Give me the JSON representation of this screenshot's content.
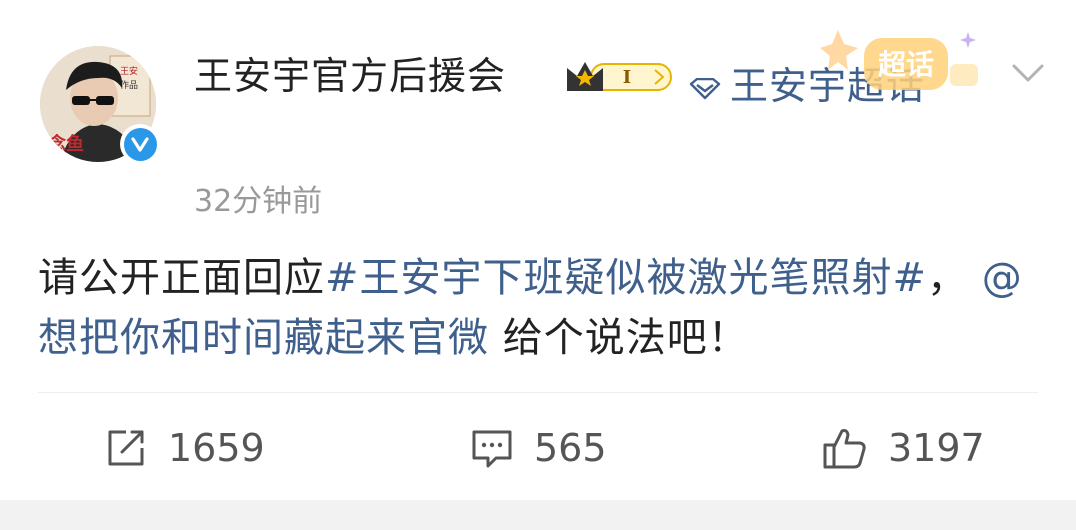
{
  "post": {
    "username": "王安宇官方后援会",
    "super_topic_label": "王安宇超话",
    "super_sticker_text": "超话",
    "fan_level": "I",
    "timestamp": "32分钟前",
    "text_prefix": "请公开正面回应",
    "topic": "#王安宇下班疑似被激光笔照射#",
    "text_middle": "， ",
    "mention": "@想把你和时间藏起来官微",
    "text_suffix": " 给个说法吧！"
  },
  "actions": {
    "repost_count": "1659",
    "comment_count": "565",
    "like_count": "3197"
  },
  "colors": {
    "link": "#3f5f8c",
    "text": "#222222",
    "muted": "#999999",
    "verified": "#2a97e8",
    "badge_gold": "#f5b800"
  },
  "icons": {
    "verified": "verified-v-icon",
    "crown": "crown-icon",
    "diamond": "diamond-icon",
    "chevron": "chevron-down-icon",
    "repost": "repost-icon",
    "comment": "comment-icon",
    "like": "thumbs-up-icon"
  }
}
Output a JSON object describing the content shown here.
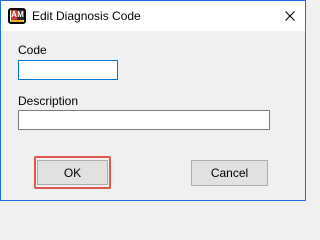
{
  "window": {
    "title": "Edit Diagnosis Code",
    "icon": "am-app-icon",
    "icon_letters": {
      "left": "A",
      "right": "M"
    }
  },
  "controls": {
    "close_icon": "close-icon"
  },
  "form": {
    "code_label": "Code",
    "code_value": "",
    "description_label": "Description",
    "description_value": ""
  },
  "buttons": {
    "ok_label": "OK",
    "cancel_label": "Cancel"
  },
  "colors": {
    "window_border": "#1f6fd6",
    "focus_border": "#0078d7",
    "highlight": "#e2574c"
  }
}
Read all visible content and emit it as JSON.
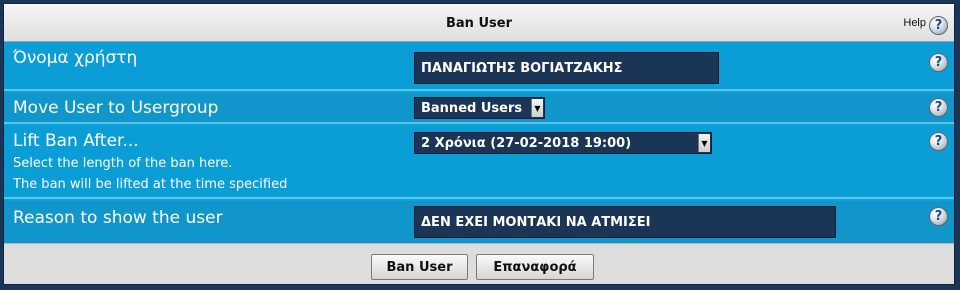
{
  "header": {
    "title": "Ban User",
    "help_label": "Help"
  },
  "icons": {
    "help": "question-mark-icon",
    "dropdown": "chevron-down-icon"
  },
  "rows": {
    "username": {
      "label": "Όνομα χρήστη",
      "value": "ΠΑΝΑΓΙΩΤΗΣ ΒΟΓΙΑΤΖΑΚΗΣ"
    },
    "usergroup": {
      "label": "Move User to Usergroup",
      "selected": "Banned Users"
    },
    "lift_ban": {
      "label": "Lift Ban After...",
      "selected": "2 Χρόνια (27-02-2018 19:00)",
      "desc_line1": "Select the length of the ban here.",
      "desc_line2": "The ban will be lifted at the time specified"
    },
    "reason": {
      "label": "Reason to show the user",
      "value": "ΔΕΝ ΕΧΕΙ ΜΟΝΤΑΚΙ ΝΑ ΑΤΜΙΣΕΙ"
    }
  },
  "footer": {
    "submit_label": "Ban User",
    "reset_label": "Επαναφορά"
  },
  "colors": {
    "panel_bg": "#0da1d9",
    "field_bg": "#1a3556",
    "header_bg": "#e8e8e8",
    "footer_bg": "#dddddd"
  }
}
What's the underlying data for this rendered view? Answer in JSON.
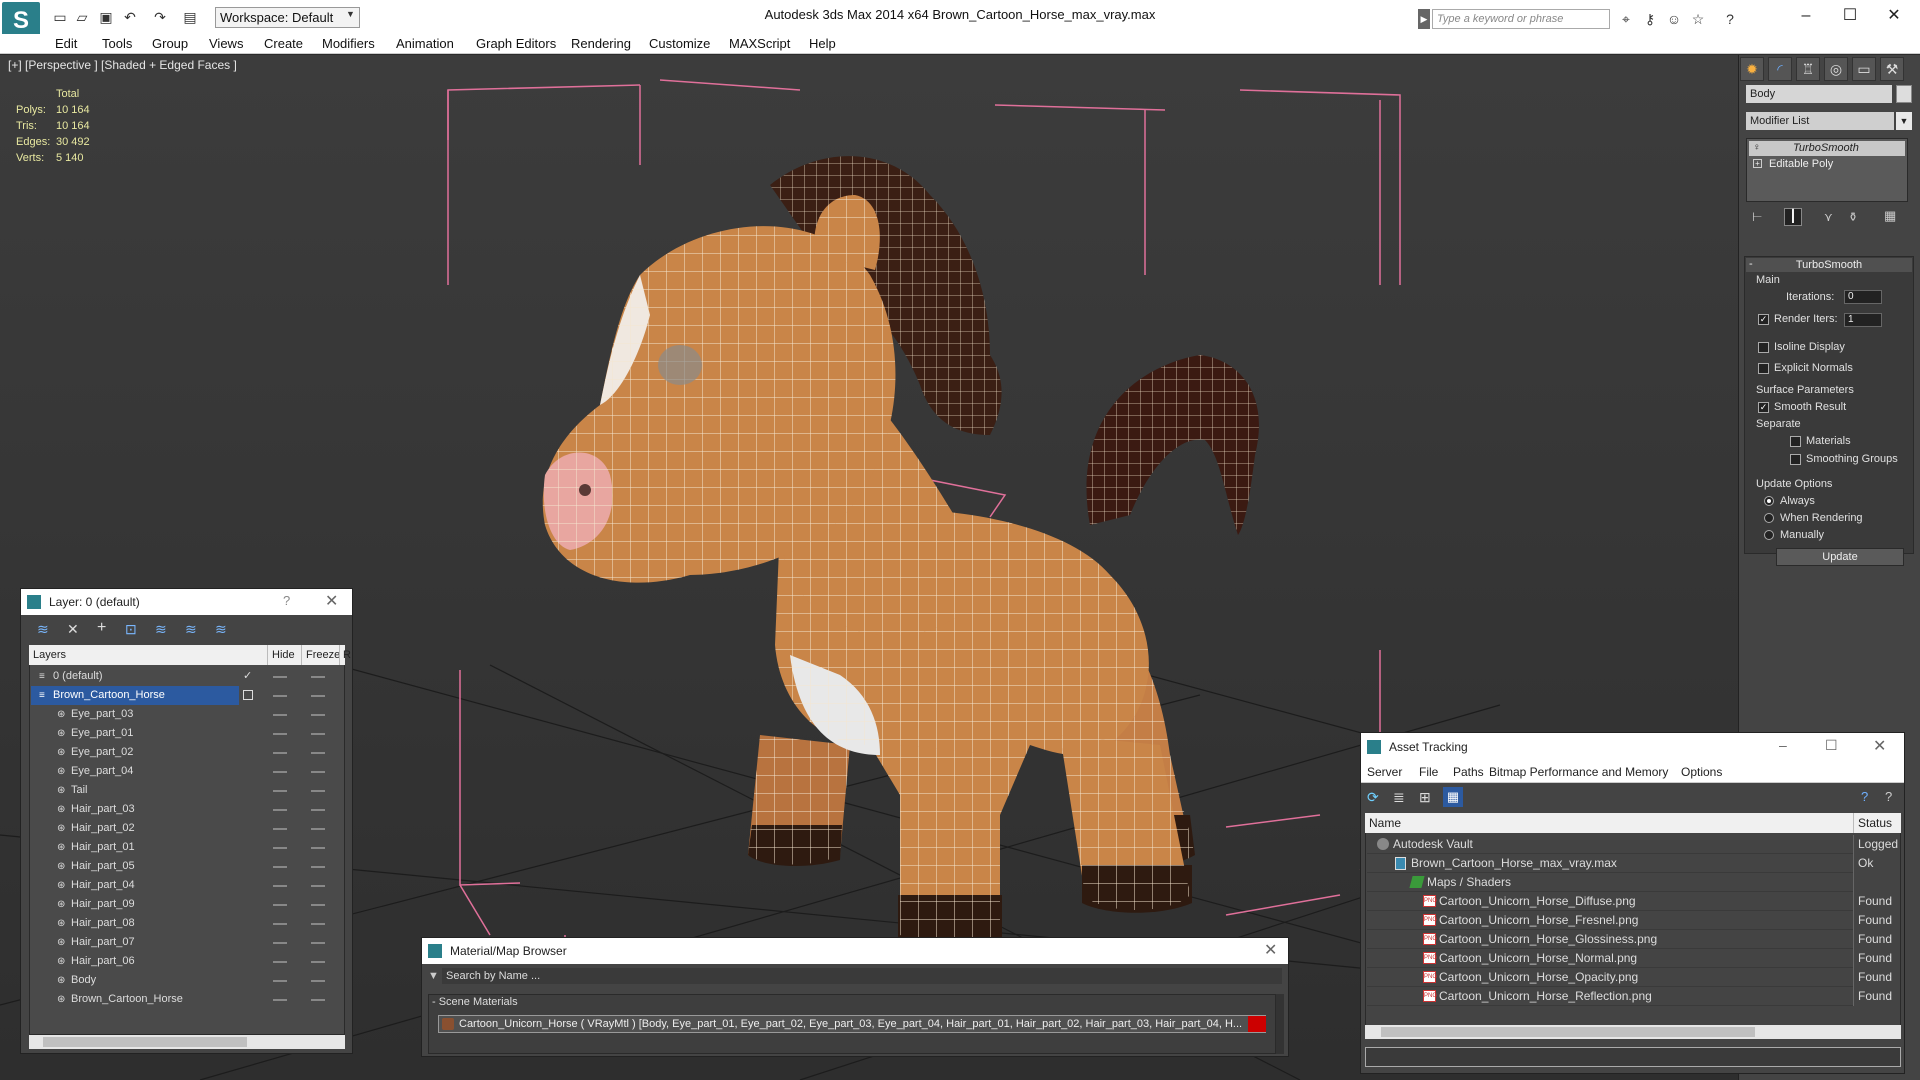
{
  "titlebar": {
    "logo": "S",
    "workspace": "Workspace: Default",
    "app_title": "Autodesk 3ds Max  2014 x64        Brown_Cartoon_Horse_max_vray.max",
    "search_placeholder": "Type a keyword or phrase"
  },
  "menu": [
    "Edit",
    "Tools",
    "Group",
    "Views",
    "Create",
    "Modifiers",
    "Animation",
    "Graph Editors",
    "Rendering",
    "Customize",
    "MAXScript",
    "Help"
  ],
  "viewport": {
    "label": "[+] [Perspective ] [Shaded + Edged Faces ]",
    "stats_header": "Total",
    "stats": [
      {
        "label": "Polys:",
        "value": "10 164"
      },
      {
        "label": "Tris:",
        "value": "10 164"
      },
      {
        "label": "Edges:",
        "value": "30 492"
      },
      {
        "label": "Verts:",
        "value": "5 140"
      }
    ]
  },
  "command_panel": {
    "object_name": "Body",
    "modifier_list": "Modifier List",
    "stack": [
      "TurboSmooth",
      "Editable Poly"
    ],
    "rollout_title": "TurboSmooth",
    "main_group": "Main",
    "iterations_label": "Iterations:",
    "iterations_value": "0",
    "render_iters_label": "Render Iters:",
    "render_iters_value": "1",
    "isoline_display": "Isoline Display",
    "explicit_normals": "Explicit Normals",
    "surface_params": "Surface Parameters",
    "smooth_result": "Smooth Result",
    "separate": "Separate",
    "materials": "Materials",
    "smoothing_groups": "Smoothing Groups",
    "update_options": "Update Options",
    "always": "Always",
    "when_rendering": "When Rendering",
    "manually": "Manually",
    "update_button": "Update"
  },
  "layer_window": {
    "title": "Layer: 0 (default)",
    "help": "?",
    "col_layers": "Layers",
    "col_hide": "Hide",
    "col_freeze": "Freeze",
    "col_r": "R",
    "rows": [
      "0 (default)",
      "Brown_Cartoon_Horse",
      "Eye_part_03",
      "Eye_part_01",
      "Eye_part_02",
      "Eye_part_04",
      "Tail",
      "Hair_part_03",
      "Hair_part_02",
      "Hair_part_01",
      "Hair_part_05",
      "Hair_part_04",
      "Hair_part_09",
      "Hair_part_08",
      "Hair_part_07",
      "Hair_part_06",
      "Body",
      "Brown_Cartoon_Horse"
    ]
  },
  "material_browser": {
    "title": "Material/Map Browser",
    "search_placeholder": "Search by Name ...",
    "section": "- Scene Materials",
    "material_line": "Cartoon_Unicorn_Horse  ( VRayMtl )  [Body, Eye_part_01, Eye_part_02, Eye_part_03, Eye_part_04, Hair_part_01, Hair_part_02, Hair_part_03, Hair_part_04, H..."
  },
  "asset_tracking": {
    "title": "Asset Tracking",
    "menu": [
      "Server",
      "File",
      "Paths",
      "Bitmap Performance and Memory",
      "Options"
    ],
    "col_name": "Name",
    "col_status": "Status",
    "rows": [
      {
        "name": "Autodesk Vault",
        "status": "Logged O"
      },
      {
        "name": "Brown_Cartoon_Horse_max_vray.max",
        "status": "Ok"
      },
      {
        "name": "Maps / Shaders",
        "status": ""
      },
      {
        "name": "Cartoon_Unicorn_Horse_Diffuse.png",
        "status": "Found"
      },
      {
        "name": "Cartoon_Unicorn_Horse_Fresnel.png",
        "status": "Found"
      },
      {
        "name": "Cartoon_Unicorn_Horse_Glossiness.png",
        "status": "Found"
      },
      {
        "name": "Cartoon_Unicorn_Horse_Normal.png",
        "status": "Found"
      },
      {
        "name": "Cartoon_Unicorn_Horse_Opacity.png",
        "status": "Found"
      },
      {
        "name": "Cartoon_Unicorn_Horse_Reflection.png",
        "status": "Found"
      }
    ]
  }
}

+++

• [Work to be completed] Quote the data above in full, leaving out the pictures it holds.

• [Finished exercise]
Give me the JSON representation of this screenshot's content.
{
  "post": {
    "username": "王安宇官方后援会",
    "super_topic_label": "王安宇超话",
    "super_sticker_text": "超话",
    "fan_level": "I",
    "timestamp": "32分钟前",
    "text_prefix": "请公开正面回应",
    "topic": "#王安宇下班疑似被激光笔照射#",
    "text_middle": "， ",
    "mention": "@想把你和时间藏起来官微",
    "text_suffix": " 给个说法吧！"
  },
  "actions": {
    "repost_count": "1659",
    "comment_count": "565",
    "like_count": "3197"
  },
  "colors": {
    "link": "#3f5f8c",
    "text": "#222222",
    "muted": "#999999",
    "verified": "#2a97e8",
    "badge_gold": "#f5b800"
  },
  "icons": {
    "verified": "verified-v-icon",
    "crown": "crown-icon",
    "diamond": "diamond-icon",
    "chevron": "chevron-down-icon",
    "repost": "repost-icon",
    "comment": "comment-icon",
    "like": "thumbs-up-icon"
  }
}
Output a JSON object describing the content shown here.
{
  "window": {
    "title": "Edit Diagnosis Code",
    "icon": "am-app-icon",
    "icon_letters": {
      "left": "A",
      "right": "M"
    }
  },
  "controls": {
    "close_icon": "close-icon"
  },
  "form": {
    "code_label": "Code",
    "code_value": "",
    "description_label": "Description",
    "description_value": ""
  },
  "buttons": {
    "ok_label": "OK",
    "cancel_label": "Cancel"
  },
  "colors": {
    "window_border": "#1f6fd6",
    "focus_border": "#0078d7",
    "highlight": "#e2574c"
  }
}
Read all visible content and emit it as JSON.
{
  "header": {
    "title": "Ban User",
    "help_label": "Help"
  },
  "icons": {
    "help": "question-mark-icon",
    "dropdown": "chevron-down-icon"
  },
  "rows": {
    "username": {
      "label": "Όνομα χρήστη",
      "value": "ΠΑΝΑΓΙΩΤΗΣ ΒΟΓΙΑΤΖΑΚΗΣ"
    },
    "usergroup": {
      "label": "Move User to Usergroup",
      "selected": "Banned Users"
    },
    "lift_ban": {
      "label": "Lift Ban After...",
      "selected": "2 Χρόνια (27-02-2018 19:00)",
      "desc_line1": "Select the length of the ban here.",
      "desc_line2": "The ban will be lifted at the time specified"
    },
    "reason": {
      "label": "Reason to show the user",
      "value": "ΔΕΝ ΕΧΕΙ ΜΟΝΤΑΚΙ ΝΑ ΑΤΜΙΣΕΙ"
    }
  },
  "footer": {
    "submit_label": "Ban User",
    "reset_label": "Επαναφορά"
  },
  "colors": {
    "panel_bg": "#0da1d9",
    "field_bg": "#1a3556",
    "header_bg": "#e8e8e8",
    "footer_bg": "#dddddd"
  }
}
What's the underlying data for this rendered view? Answer in JSON.
{
  "titlebar": {
    "logo": "S",
    "workspace": "Workspace: Default",
    "app_title": "Autodesk 3ds Max  2014 x64        Brown_Cartoon_Horse_max_vray.max",
    "search_placeholder": "Type a keyword or phrase"
  },
  "menu": [
    "Edit",
    "Tools",
    "Group",
    "Views",
    "Create",
    "Modifiers",
    "Animation",
    "Graph Editors",
    "Rendering",
    "Customize",
    "MAXScript",
    "Help"
  ],
  "viewport": {
    "label": "[+] [Perspective ] [Shaded + Edged Faces ]",
    "stats_header": "Total",
    "stats": [
      {
        "label": "Polys:",
        "value": "10 164"
      },
      {
        "label": "Tris:",
        "value": "10 164"
      },
      {
        "label": "Edges:",
        "value": "30 492"
      },
      {
        "label": "Verts:",
        "value": "5 140"
      }
    ]
  },
  "command_panel": {
    "object_name": "Body",
    "modifier_list": "Modifier List",
    "stack": [
      "TurboSmooth",
      "Editable Poly"
    ],
    "rollout_title": "TurboSmooth",
    "main_group": "Main",
    "iterations_label": "Iterations:",
    "iterations_value": "0",
    "render_iters_label": "Render Iters:",
    "render_iters_value": "1",
    "isoline_display": "Isoline Display",
    "explicit_normals": "Explicit Normals",
    "surface_params": "Surface Parameters",
    "smooth_result": "Smooth Result",
    "separate": "Separate",
    "materials": "Materials",
    "smoothing_groups": "Smoothing Groups",
    "update_options": "Update Options",
    "always": "Always",
    "when_rendering": "When Rendering",
    "manually": "Manually",
    "update_button": "Update"
  },
  "layer_window": {
    "title": "Layer: 0 (default)",
    "help": "?",
    "col_layers": "Layers",
    "col_hide": "Hide",
    "col_freeze": "Freeze",
    "col_r": "R",
    "rows": [
      "0 (default)",
      "Brown_Cartoon_Horse",
      "Eye_part_03",
      "Eye_part_01",
      "Eye_part_02",
      "Eye_part_04",
      "Tail",
      "Hair_part_03",
      "Hair_part_02",
      "Hair_part_01",
      "Hair_part_05",
      "Hair_part_04",
      "Hair_part_09",
      "Hair_part_08",
      "Hair_part_07",
      "Hair_part_06",
      "Body",
      "Brown_Cartoon_Horse"
    ]
  },
  "material_browser": {
    "title": "Material/Map Browser",
    "search_placeholder": "Search by Name ...",
    "section": "- Scene Materials",
    "material_line": "Cartoon_Unicorn_Horse  ( VRayMtl )  [Body, Eye_part_01, Eye_part_02, Eye_part_03, Eye_part_04, Hair_part_01, Hair_part_02, Hair_part_03, Hair_part_04, H..."
  },
  "asset_tracking": {
    "title": "Asset Tracking",
    "menu": [
      "Server",
      "File",
      "Paths",
      "Bitmap Performance and Memory",
      "Options"
    ],
    "col_name": "Name",
    "col_status": "Status",
    "rows": [
      {
        "name": "Autodesk Vault",
        "status": "Logged O"
      },
      {
        "name": "Brown_Cartoon_Horse_max_vray.max",
        "status": "Ok"
      },
      {
        "name": "Maps / Shaders",
        "status": ""
      },
      {
        "name": "Cartoon_Unicorn_Horse_Diffuse.png",
        "status": "Found"
      },
      {
        "name": "Cartoon_Unicorn_Horse_Fresnel.png",
        "status": "Found"
      },
      {
        "name": "Cartoon_Unicorn_Horse_Glossiness.png",
        "status": "Found"
      },
      {
        "name": "Cartoon_Unicorn_Horse_Normal.png",
        "status": "Found"
      },
      {
        "name": "Cartoon_Unicorn_Horse_Opacity.png",
        "status": "Found"
      },
      {
        "name": "Cartoon_Unicorn_Horse_Reflection.png",
        "status": "Found"
      }
    ]
  }
}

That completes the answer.